TO DO
Skip any picture you find and retype all the remaining lines exactly.

* START SUPPLIED ENTRIES *

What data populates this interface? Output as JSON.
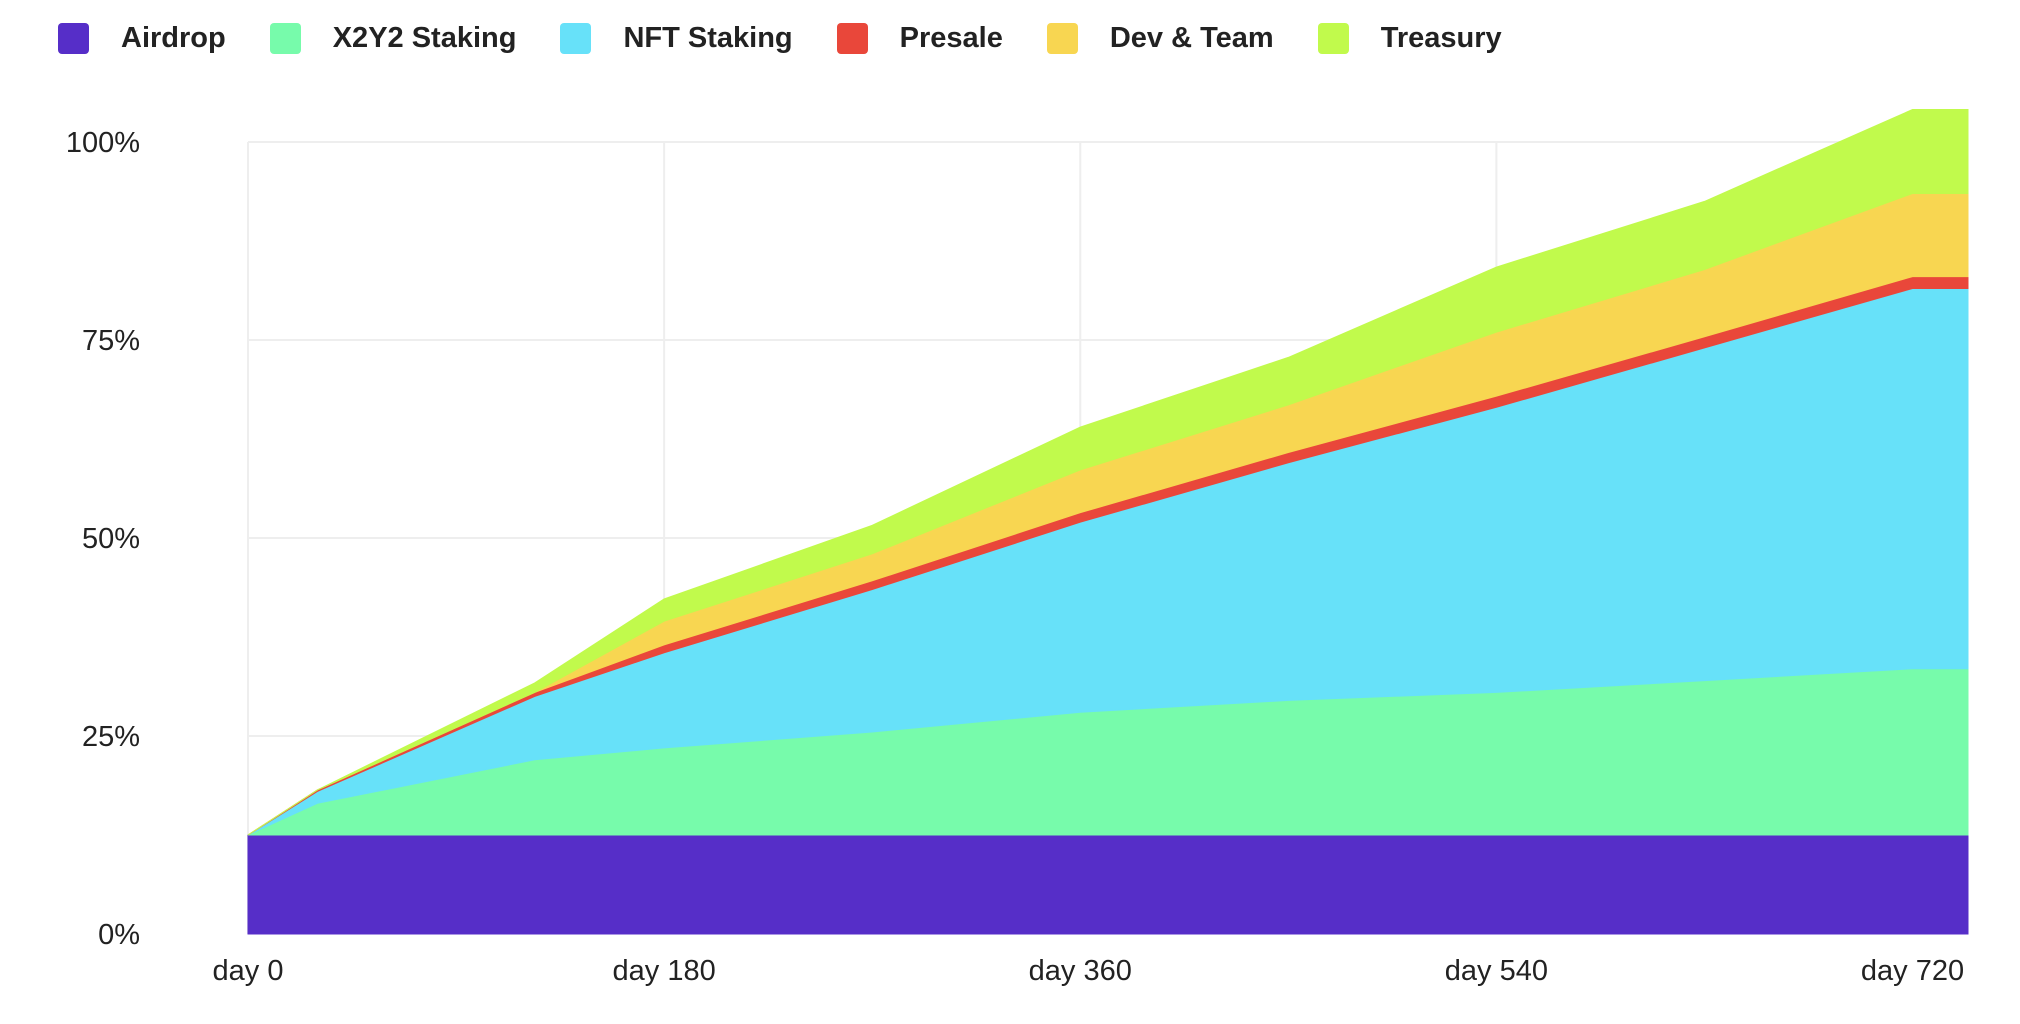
{
  "chart_data": {
    "type": "area",
    "stacked": true,
    "title": "",
    "xlabel": "",
    "ylabel": "",
    "x_unit_prefix": "day",
    "x": [
      0,
      30,
      124,
      180,
      270,
      360,
      450,
      540,
      630,
      720,
      744
    ],
    "xlim": [
      0,
      744
    ],
    "ylim": [
      0,
      100
    ],
    "x_ticks": [
      "day 0",
      "day 180",
      "day 360",
      "day 540",
      "day 720"
    ],
    "x_tick_values": [
      0,
      180,
      360,
      540,
      720
    ],
    "y_ticks": [
      "0%",
      "25%",
      "50%",
      "75%",
      "100%"
    ],
    "y_tick_values": [
      0,
      25,
      50,
      75,
      100
    ],
    "grid": true,
    "legend_position": "top-left",
    "series": [
      {
        "name": "Airdrop",
        "color": "#562ec8",
        "values": [
          12.5,
          12.5,
          12.5,
          12.5,
          12.5,
          12.5,
          12.5,
          12.5,
          12.5,
          12.5,
          12.5
        ]
      },
      {
        "name": "X2Y2 Staking",
        "color": "#77fbab",
        "values": [
          0,
          4.0,
          9.5,
          11.0,
          13.0,
          15.5,
          17.0,
          18.0,
          19.5,
          21.0,
          21.0
        ]
      },
      {
        "name": "NFT Staking",
        "color": "#67e1f9",
        "values": [
          0,
          1.5,
          8.0,
          12.0,
          18.0,
          24.0,
          30.0,
          36.0,
          42.0,
          48.0,
          48.0
        ]
      },
      {
        "name": "Presale",
        "color": "#e9473a",
        "values": [
          0,
          0.2,
          0.5,
          1.0,
          1.1,
          1.2,
          1.3,
          1.4,
          1.4,
          1.5,
          1.5
        ]
      },
      {
        "name": "Dev & Team",
        "color": "#f8d651",
        "values": [
          0,
          0,
          0,
          3.0,
          3.4,
          5.4,
          6.0,
          8.1,
          8.5,
          10.5,
          10.5
        ]
      },
      {
        "name": "Treasury",
        "color": "#c1fa4c",
        "values": [
          0,
          0,
          1.2,
          2.8,
          3.6,
          5.4,
          6.0,
          8.2,
          8.6,
          10.6,
          10.6
        ]
      }
    ]
  }
}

* END SUPPLIED ENTRIES *

EXERCISE RESPONSE
What data populates this interface? Output as JSON.
{
  "chart_data": {
    "type": "area",
    "stacked": true,
    "title": "",
    "xlabel": "",
    "ylabel": "",
    "x_unit_prefix": "day",
    "x": [
      0,
      30,
      124,
      180,
      270,
      360,
      450,
      540,
      630,
      720,
      744
    ],
    "xlim": [
      0,
      744
    ],
    "ylim": [
      0,
      100
    ],
    "x_ticks": [
      "day 0",
      "day 180",
      "day 360",
      "day 540",
      "day 720"
    ],
    "x_tick_values": [
      0,
      180,
      360,
      540,
      720
    ],
    "y_ticks": [
      "0%",
      "25%",
      "50%",
      "75%",
      "100%"
    ],
    "y_tick_values": [
      0,
      25,
      50,
      75,
      100
    ],
    "grid": true,
    "legend_position": "top-left",
    "series": [
      {
        "name": "Airdrop",
        "color": "#562ec8",
        "values": [
          12.5,
          12.5,
          12.5,
          12.5,
          12.5,
          12.5,
          12.5,
          12.5,
          12.5,
          12.5,
          12.5
        ]
      },
      {
        "name": "X2Y2 Staking",
        "color": "#77fbab",
        "values": [
          0,
          4.0,
          9.5,
          11.0,
          13.0,
          15.5,
          17.0,
          18.0,
          19.5,
          21.0,
          21.0
        ]
      },
      {
        "name": "NFT Staking",
        "color": "#67e1f9",
        "values": [
          0,
          1.5,
          8.0,
          12.0,
          18.0,
          24.0,
          30.0,
          36.0,
          42.0,
          48.0,
          48.0
        ]
      },
      {
        "name": "Presale",
        "color": "#e9473a",
        "values": [
          0,
          0.2,
          0.5,
          1.0,
          1.1,
          1.2,
          1.3,
          1.4,
          1.4,
          1.5,
          1.5
        ]
      },
      {
        "name": "Dev & Team",
        "color": "#f8d651",
        "values": [
          0,
          0,
          0,
          3.0,
          3.4,
          5.4,
          6.0,
          8.1,
          8.5,
          10.5,
          10.5
        ]
      },
      {
        "name": "Treasury",
        "color": "#c1fa4c",
        "values": [
          0,
          0,
          1.2,
          2.8,
          3.6,
          5.4,
          6.0,
          8.2,
          8.6,
          10.6,
          10.6
        ]
      }
    ]
  }
}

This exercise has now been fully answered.